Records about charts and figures
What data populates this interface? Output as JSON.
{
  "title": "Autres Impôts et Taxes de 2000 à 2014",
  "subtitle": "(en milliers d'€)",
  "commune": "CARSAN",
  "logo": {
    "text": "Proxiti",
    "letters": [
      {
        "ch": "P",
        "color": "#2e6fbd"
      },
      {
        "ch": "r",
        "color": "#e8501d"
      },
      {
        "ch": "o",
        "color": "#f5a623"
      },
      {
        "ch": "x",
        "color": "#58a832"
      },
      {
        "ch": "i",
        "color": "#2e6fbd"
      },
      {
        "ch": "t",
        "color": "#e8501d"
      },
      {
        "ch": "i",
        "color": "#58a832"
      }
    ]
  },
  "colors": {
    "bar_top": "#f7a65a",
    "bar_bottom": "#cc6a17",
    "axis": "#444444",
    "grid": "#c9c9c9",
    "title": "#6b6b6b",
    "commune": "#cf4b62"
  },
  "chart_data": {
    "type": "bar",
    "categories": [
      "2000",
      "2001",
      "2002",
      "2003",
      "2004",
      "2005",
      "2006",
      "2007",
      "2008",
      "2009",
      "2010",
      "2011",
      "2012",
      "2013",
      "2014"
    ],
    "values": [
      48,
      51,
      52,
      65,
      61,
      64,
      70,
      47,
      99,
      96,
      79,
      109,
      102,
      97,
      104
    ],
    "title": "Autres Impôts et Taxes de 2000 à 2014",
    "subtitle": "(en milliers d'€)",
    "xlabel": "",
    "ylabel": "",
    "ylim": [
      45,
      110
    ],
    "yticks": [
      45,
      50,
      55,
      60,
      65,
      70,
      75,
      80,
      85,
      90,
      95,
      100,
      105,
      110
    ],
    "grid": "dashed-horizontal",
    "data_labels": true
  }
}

### Exercise description
In the entries above, count each line with "milliers"; reply with the total only.

### Reply
2